• What needs to be done:
The records that follow are to be transcribed in full, without their images.

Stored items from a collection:
◇ ◇ ◇
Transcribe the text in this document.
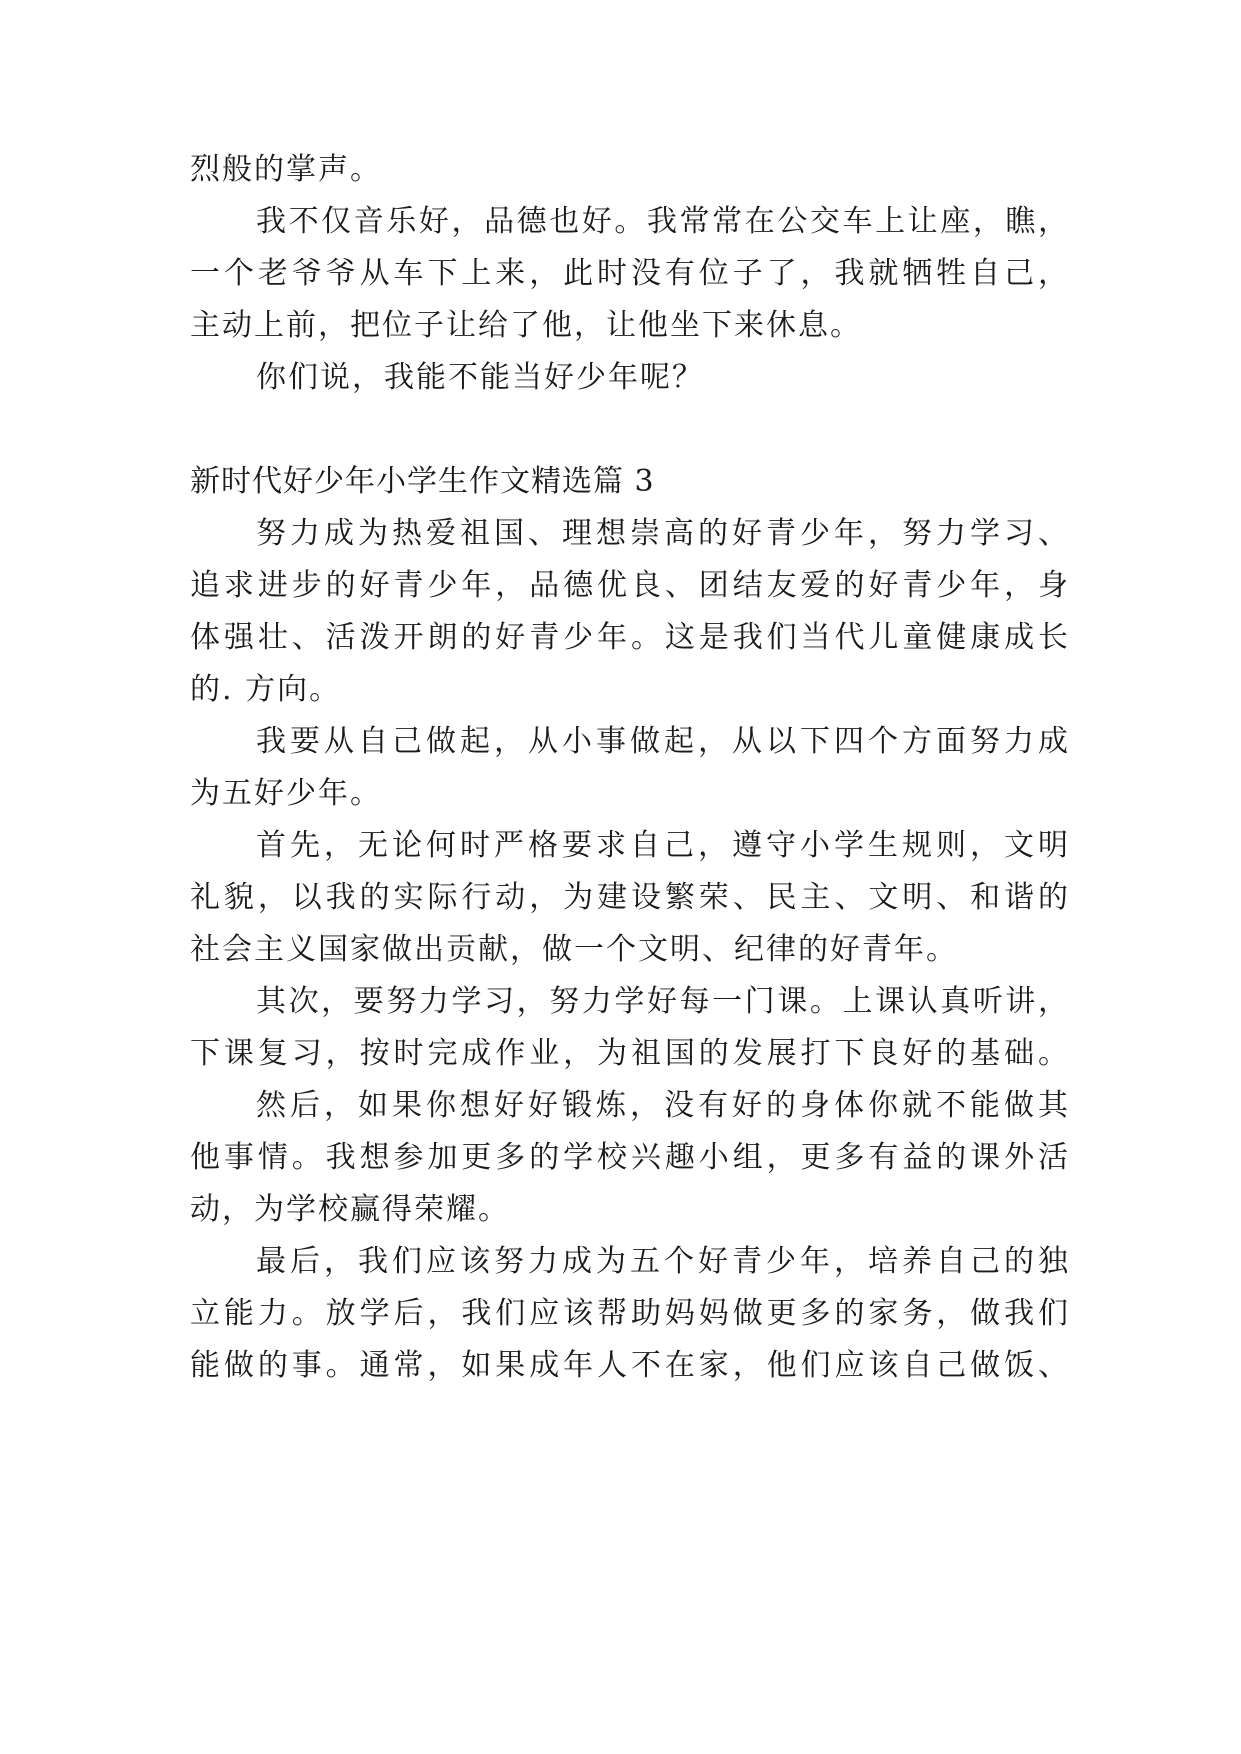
烈般的掌声。
我不仅音乐好，品德也好。我常常在公交车上让座，瞧，
一个老爷爷从车下上来，此时没有位子了，我就牺牲自己，
主动上前，把位子让给了他，让他坐下来休息。
你们说，我能不能当好少年呢？
新时代好少年小学生作文精选篇 3
努力成为热爱祖国、理想崇高的好青少年，努力学习、
追求进步的好青少年，品德优良、团结友爱的好青少年，身
体强壮、活泼开朗的好青少年。这是我们当代儿童健康成长
的. 方向。
我要从自己做起，从小事做起，从以下四个方面努力成
为五好少年。
首先，无论何时严格要求自己，遵守小学生规则，文明
礼貌，以我的实际行动，为建设繁荣、民主、文明、和谐的
社会主义国家做出贡献，做一个文明、纪律的好青年。
其次，要努力学习，努力学好每一门课。上课认真听讲，
下课复习，按时完成作业，为祖国的发展打下良好的基础。
然后，如果你想好好锻炼，没有好的身体你就不能做其
他事情。我想参加更多的学校兴趣小组，更多有益的课外活
动，为学校赢得荣耀。
最后，我们应该努力成为五个好青少年，培养自己的独
立能力。放学后，我们应该帮助妈妈做更多的家务，做我们
能做的事。通常，如果成年人不在家，他们应该自己做饭、
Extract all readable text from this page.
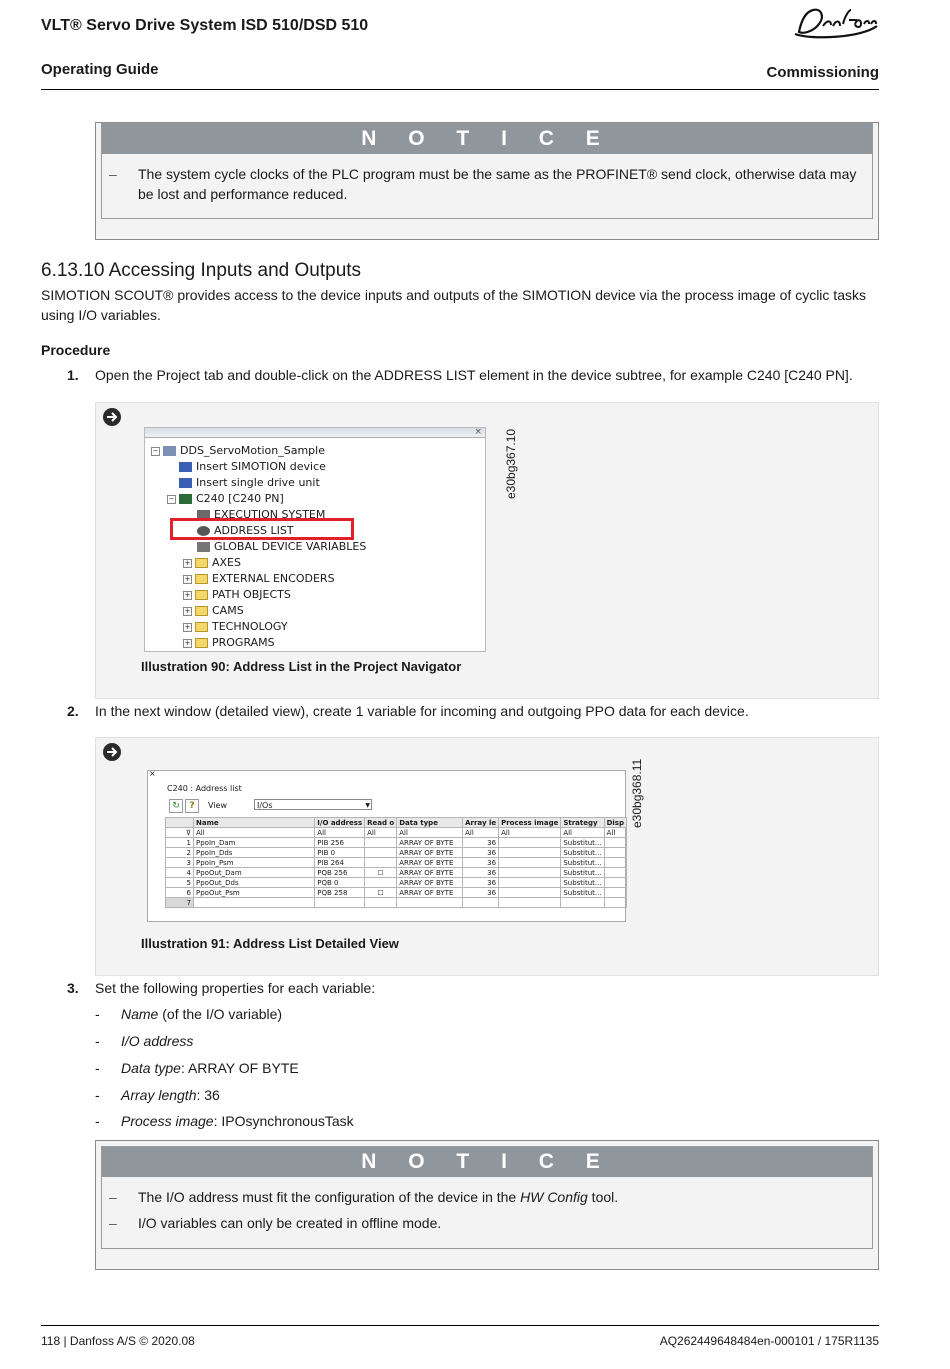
VLT® Servo Drive System ISD 510/DSD 510
Operating Guide	Commissioning
N O T I C E
– The system cycle clocks of the PLC program must be the same as the PROFINET® send clock, otherwise data may be lost and performance reduced.
6.13.10 Accessing Inputs and Outputs
SIMOTION SCOUT® provides access to the device inputs and outputs of the SIMOTION device via the process image of cyclic tasks using I/O variables.
Procedure
1. Open the Project tab and double-click on the ADDRESS LIST element in the device subtree, for example C240 [C240 PN].
×
− DDS_ServoMotion_Sample
Insert SIMOTION device
Insert single drive unit
− C240 [C240 PN]
EXECUTION SYSTEM
ADDRESS LIST
GLOBAL DEVICE VARIABLES
+ AXES
+ EXTERNAL ENCODERS
+ PATH OBJECTS
+ CAMS
+ TECHNOLOGY
+ PROGRAMS
e30bg367.10
Illustration 90: Address List in the Project Navigator
2. In the next window (detailed view), create 1 variable for incoming and outgoing PPO data for each device.
×
C240 : Address list
↻	?	View	I/Os	▼
	Name	I/O address	Read o	Data type	Array le	Process image	Strategy	Disp
⊽	All	All	All	All	All	All	All	All
1	PpoIn_Dam	PIB 256		ARRAY OF BYTE	36		Substitut...	
2	PpoIn_Dds	PIB 0		ARRAY OF BYTE	36		Substitut...	
3	PpoIn_Psm	PIB 264		ARRAY OF BYTE	36		Substitut...	
4	PpoOut_Dam	PQB 256	☐	ARRAY OF BYTE	36		Substitut...	
5	PpoOut_Dds	PQB 0		ARRAY OF BYTE	36		Substitut...	
6	PpoOut_Psm	PQB 258	☐	ARRAY OF BYTE	36		Substitut...	
7								
e30bg368.11
Illustration 91: Address List Detailed View
3. Set the following properties for each variable:
- Name (of the I/O variable)
- I/O address
- Data type: ARRAY OF BYTE
- Array length: 36
- Process image: IPOsynchronousTask
N O T I C E
– The I/O address must fit the configuration of the device in the HW Config tool.
– I/O variables can only be created in offline mode.
118 | Danfoss A/S © 2020.08	AQ262449648484en-000101 / 175R1135
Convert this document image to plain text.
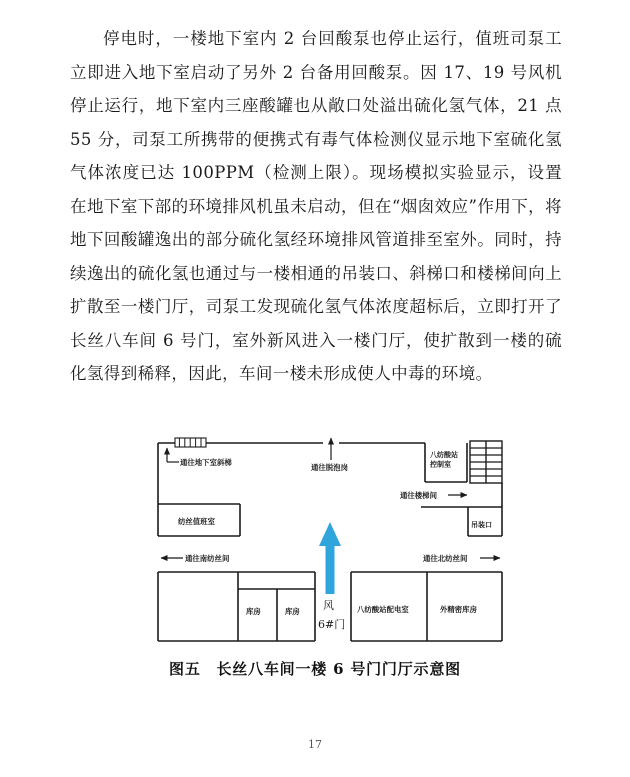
停电时，一楼地下室内 2 台回酸泵也停止运行，值班司泵工立即进入地下室启动了另外 2 台备用回酸泵。因 17、19 号风机停止运行，地下室内三座酸罐也从敞口处溢出硫化氢气体，21 点 55 分，司泵工所携带的便携式有毒气体检测仪显示地下室硫化氢气体浓度已达 100PPM（检测上限）。现场模拟实验显示，设置在地下室下部的环境排风机虽未启动，但在“烟囱效应”作用下，将地下回酸罐逸出的部分硫化氢经环境排风管道排至室外。同时，持续逸出的硫化氢也通过与一楼相通的吊装口、斜梯口和楼梯间向上扩散至一楼门厅，司泵工发现硫化氢气体浓度超标后，立即打开了长丝八车间 6 号门，室外新风进入一楼门厅，使扩散到一楼的硫化氢得到稀释，因此，车间一楼未形成使人中毒的环境。

通往地下室斜梯
通往脱泡岗
八纺酸站控制室
通往楼梯间
吊装口
纺丝值班室
通往南纺丝间	通往北纺丝间
风
6#门
库房	库房	八纺酸站配电室	外精密库房
图五　长丝八车间一楼 6 号门门厅示意图
17
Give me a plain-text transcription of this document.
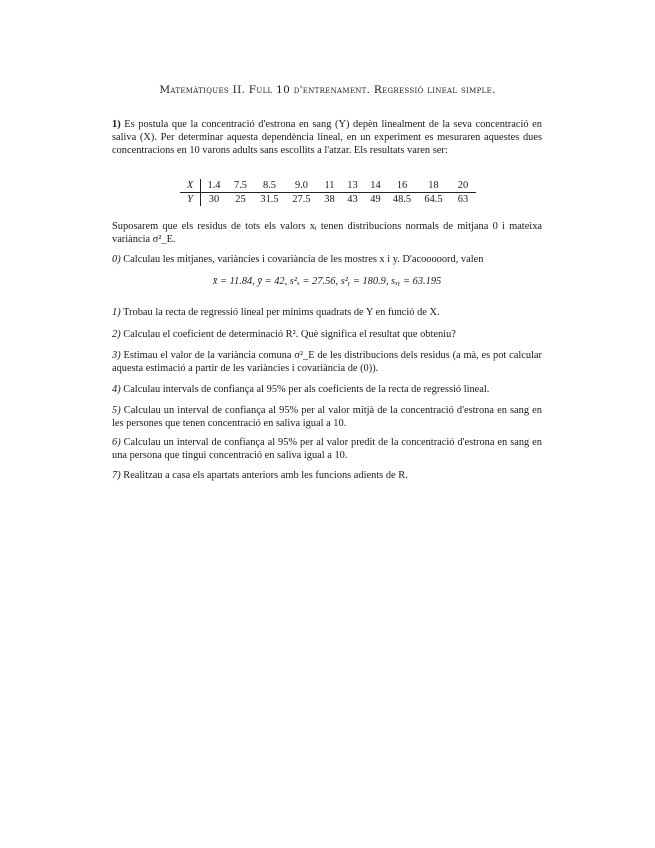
Matemàtiques II. Full 10 d'entrenament. Regressió lineal simple.
1) Es postula que la concentració d'estrona en sang (Y) depèn linealment de la seva concentració en saliva (X). Per determinar aquesta dependència lineal, en un experiment es mesuraren aquestes dues concentracions en 10 varons adults sans escollits a l'atzar. Els resultats varen ser:
X	1.4	7.5	8.5	9.0	11	13	14	16	18	20
Y	30	25	31.5	27.5	38	43	49	48.5	64.5	63
Suposarem que els residus de tots els valors xᵢ tenen distribucions normals de mitjana 0 i mateixa variància σ²_E.
0) Calculau les mitjanes, variàncies i covariància de les mostres x i y. D'acooooord, valen
x̄ = 11.84, ȳ = 42, s²ₓ = 27.56, s²ᵧ = 180.9, sₓᵧ = 63.195
1) Trobau la recta de regressió lineal per mínims quadrats de Y en funció de X.
2) Calculau el coeficient de determinació R². Què significa el resultat que obteniu?
3) Estimau el valor de la variància comuna σ²_E de les distribucions dels residus (a mà, es pot calcular aquesta estimació a partir de les variàncies i covariància de (0)).
4) Calculau intervals de confiança al 95% per als coeficients de la recta de regressió lineal.
5) Calculau un interval de confiança al 95% per al valor mitjà de la concentració d'estrona en sang en les persones que tenen concentració en saliva igual a 10.
6) Calculau un interval de confiança al 95% per al valor predit de la concentració d'estrona en sang en una persona que tingui concentració en saliva igual a 10.
7) Realitzau a casa els apartats anteriors amb les funcions adients de R.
◇ ◇ ◇
• Answer to this task:
Transcribe the text in this document.
烈般的掌声。
我不仅音乐好，品德也好。我常常在公交车上让座，瞧，
一个老爷爷从车下上来，此时没有位子了，我就牺牲自己，
主动上前，把位子让给了他，让他坐下来休息。
你们说，我能不能当好少年呢？
新时代好少年小学生作文精选篇 3
努力成为热爱祖国、理想崇高的好青少年，努力学习、
追求进步的好青少年，品德优良、团结友爱的好青少年，身
体强壮、活泼开朗的好青少年。这是我们当代儿童健康成长
的. 方向。
我要从自己做起，从小事做起，从以下四个方面努力成
为五好少年。
首先，无论何时严格要求自己，遵守小学生规则，文明
礼貌，以我的实际行动，为建设繁荣、民主、文明、和谐的
社会主义国家做出贡献，做一个文明、纪律的好青年。
其次，要努力学习，努力学好每一门课。上课认真听讲，
下课复习，按时完成作业，为祖国的发展打下良好的基础。
然后，如果你想好好锻炼，没有好的身体你就不能做其
他事情。我想参加更多的学校兴趣小组，更多有益的课外活
动，为学校赢得荣耀。
最后，我们应该努力成为五个好青少年，培养自己的独
立能力。放学后，我们应该帮助妈妈做更多的家务，做我们
能做的事。通常，如果成年人不在家，他们应该自己做饭、
Extract all readable text from this page.
VLT® Servo Drive System ISD 510/DSD 510
Operating Guide	Commissioning
N O T I C E
– The system cycle clocks of the PLC program must be the same as the PROFINET® send clock, otherwise data may be lost and performance reduced.
6.13.10 Accessing Inputs and Outputs
SIMOTION SCOUT® provides access to the device inputs and outputs of the SIMOTION device via the process image of cyclic tasks using I/O variables.
Procedure
1. Open the Project tab and double-click on the ADDRESS LIST element in the device subtree, for example C240 [C240 PN].
×
− DDS_ServoMotion_Sample
Insert SIMOTION device
Insert single drive unit
− C240 [C240 PN]
EXECUTION SYSTEM
ADDRESS LIST
GLOBAL DEVICE VARIABLES
+ AXES
+ EXTERNAL ENCODERS
+ PATH OBJECTS
+ CAMS
+ TECHNOLOGY
+ PROGRAMS
e30bg367.10
Illustration 90: Address List in the Project Navigator
2. In the next window (detailed view), create 1 variable for incoming and outgoing PPO data for each device.
×
C240 : Address list
↻	?	View	I/Os	▼
	Name	I/O address	Read o	Data type	Array le	Process image	Strategy	Disp
⊽	All	All	All	All	All	All	All	All
1	PpoIn_Dam	PIB 256		ARRAY OF BYTE	36		Substitut...	
2	PpoIn_Dds	PIB 0		ARRAY OF BYTE	36		Substitut...	
3	PpoIn_Psm	PIB 264		ARRAY OF BYTE	36		Substitut...	
4	PpoOut_Dam	PQB 256	☐	ARRAY OF BYTE	36		Substitut...	
5	PpoOut_Dds	PQB 0		ARRAY OF BYTE	36		Substitut...	
6	PpoOut_Psm	PQB 258	☐	ARRAY OF BYTE	36		Substitut...	
7								
e30bg368.11
Illustration 91: Address List Detailed View
3. Set the following properties for each variable:
- Name (of the I/O variable)
- I/O address
- Data type: ARRAY OF BYTE
- Array length: 36
- Process image: IPOsynchronousTask
N O T I C E
– The I/O address must fit the configuration of the device in the HW Config tool.
– I/O variables can only be created in offline mode.
118 | Danfoss A/S © 2020.08	AQ262449648484en-000101 / 175R1135
Convert this document image to plain text.
停电时，一楼地下室内 2 台回酸泵也停止运行，值班司泵工立即进入地下室启动了另外 2 台备用回酸泵。因 17、19 号风机停止运行，地下室内三座酸罐也从敞口处溢出硫化氢气体，21 点 55 分，司泵工所携带的便携式有毒气体检测仪显示地下室硫化氢气体浓度已达 100PPM（检测上限）。现场模拟实验显示，设置在地下室下部的环境排风机虽未启动，但在“烟囱效应”作用下，将地下回酸罐逸出的部分硫化氢经环境排风管道排至室外。同时，持续逸出的硫化氢也通过与一楼相通的吊装口、斜梯口和楼梯间向上扩散至一楼门厅，司泵工发现硫化氢气体浓度超标后，立即打开了长丝八车间 6 号门，室外新风进入一楼门厅，使扩散到一楼的硫化氢得到稀释，因此，车间一楼未形成使人中毒的环境。

通往地下室斜梯
通往脱泡岗
八纺酸站控制室
通往楼梯间
吊装口
纺丝值班室
通往南纺丝间	通往北纺丝间
风
6#门
库房	库房	八纺酸站配电室	外精密库房
图五　长丝八车间一楼 6 号门门厅示意图
17
Give me a plain-text transcription of this document.
Matemàtiques II. Full 10 d'entrenament. Regressió lineal simple.
1) Es postula que la concentració d'estrona en sang (Y) depèn linealment de la seva concentració en saliva (X). Per determinar aquesta dependència lineal, en un experiment es mesuraren aquestes dues concentracions en 10 varons adults sans escollits a l'atzar. Els resultats varen ser:
X	1.4	7.5	8.5	9.0	11	13	14	16	18	20
Y	30	25	31.5	27.5	38	43	49	48.5	64.5	63
Suposarem que els residus de tots els valors xᵢ tenen distribucions normals de mitjana 0 i mateixa variància σ²_E.
0) Calculau les mitjanes, variàncies i covariància de les mostres x i y. D'acooooord, valen
x̄ = 11.84, ȳ = 42, s²ₓ = 27.56, s²ᵧ = 180.9, sₓᵧ = 63.195
1) Trobau la recta de regressió lineal per mínims quadrats de Y en funció de X.
2) Calculau el coeficient de determinació R². Què significa el resultat que obteniu?
3) Estimau el valor de la variància comuna σ²_E de les distribucions dels residus (a mà, es pot calcular aquesta estimació a partir de les variàncies i covariància de (0)).
4) Calculau intervals de confiança al 95% per als coeficients de la recta de regressió lineal.
5) Calculau un interval de confiança al 95% per al valor mitjà de la concentració d'estrona en sang en les persones que tenen concentració en saliva igual a 10.
6) Calculau un interval de confiança al 95% per al valor predit de la concentració d'estrona en sang en una persona que tingui concentració en saliva igual a 10.
7) Realitzau a casa els apartats anteriors amb les funcions adients de R.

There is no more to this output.